_WHAT THIS TASK INVOLVES_
Do not include the pictures; repeat the rest of the data exactly.

_THE RECORDS_
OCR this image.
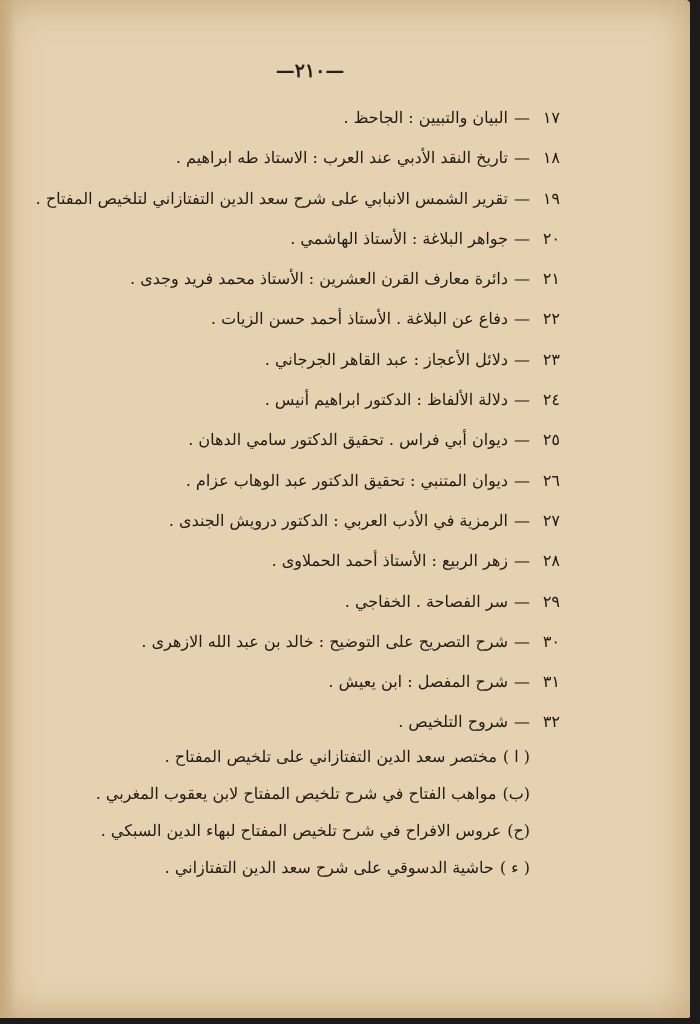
—٢١٠—
١٧—البيان والتبيين : الجاحظ .
١٨—تاريخ النقد الأدبي عند العرب : الاستاذ طه ابراهيم .
١٩—تقرير الشمس الانبابي على شرح سعد الدين التفتازاني لتلخيص المفتاح .
٢٠—جواهر البلاغة : الأستاذ الهاشمي .
٢١—دائرة معارف القرن العشرين : الأستاذ محمد فريد وجدى .
٢٢—دفاع عن البلاغة . الأستاذ أحمد حسن الزيات .
٢٣—دلائل الأعجاز : عبد القاهر الجرجاني .
٢٤—دلالة الألفاظ : الدكتور ابراهيم أنيس .
٢٥—ديوان أبي فراس . تحقيق الدكتور سامي الدهان .
٢٦—ديوان المتنبي : تحقيق الدكتور عبد الوهاب عزام .
٢٧—الرمزية في الأدب العربي : الدكتور درويش الجندى .
٢٨—زهر الربيع : الأستاذ أحمد الحملاوى .
٢٩—سر الفصاحة . الخفاجي .
٣٠—شرح التصريح على التوضيح : خالد بن عبد الله الازهرى .
٣١—شرح المفصل : ابن يعيش .
٣٢—شروح التلخيص .
( ا )مختصر سعد الدين التفتازاني على تلخيص المفتاح .
(ب)مواهب الفتاح في شرح تلخيص المفتاح لابن يعقوب المغربي .
(ح)عروس الافراح في شرح تلخيص المفتاح لبهاء الدين السبكي .
( ء )حاشية الدسوقي على شرح سعد الدين التفتازاني .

_WRITTEN ANSWER_
OCR this image.
—٢١٠—
١٧—البيان والتبيين : الجاحظ .
١٨—تاريخ النقد الأدبي عند العرب : الاستاذ طه ابراهيم .
١٩—تقرير الشمس الانبابي على شرح سعد الدين التفتازاني لتلخيص المفتاح .
٢٠—جواهر البلاغة : الأستاذ الهاشمي .
٢١—دائرة معارف القرن العشرين : الأستاذ محمد فريد وجدى .
٢٢—دفاع عن البلاغة . الأستاذ أحمد حسن الزيات .
٢٣—دلائل الأعجاز : عبد القاهر الجرجاني .
٢٤—دلالة الألفاظ : الدكتور ابراهيم أنيس .
٢٥—ديوان أبي فراس . تحقيق الدكتور سامي الدهان .
٢٦—ديوان المتنبي : تحقيق الدكتور عبد الوهاب عزام .
٢٧—الرمزية في الأدب العربي : الدكتور درويش الجندى .
٢٨—زهر الربيع : الأستاذ أحمد الحملاوى .
٢٩—سر الفصاحة . الخفاجي .
٣٠—شرح التصريح على التوضيح : خالد بن عبد الله الازهرى .
٣١—شرح المفصل : ابن يعيش .
٣٢—شروح التلخيص .
( ا )مختصر سعد الدين التفتازاني على تلخيص المفتاح .
(ب)مواهب الفتاح في شرح تلخيص المفتاح لابن يعقوب المغربي .
(ح)عروس الافراح في شرح تلخيص المفتاح لبهاء الدين السبكي .
( ء )حاشية الدسوقي على شرح سعد الدين التفتازاني .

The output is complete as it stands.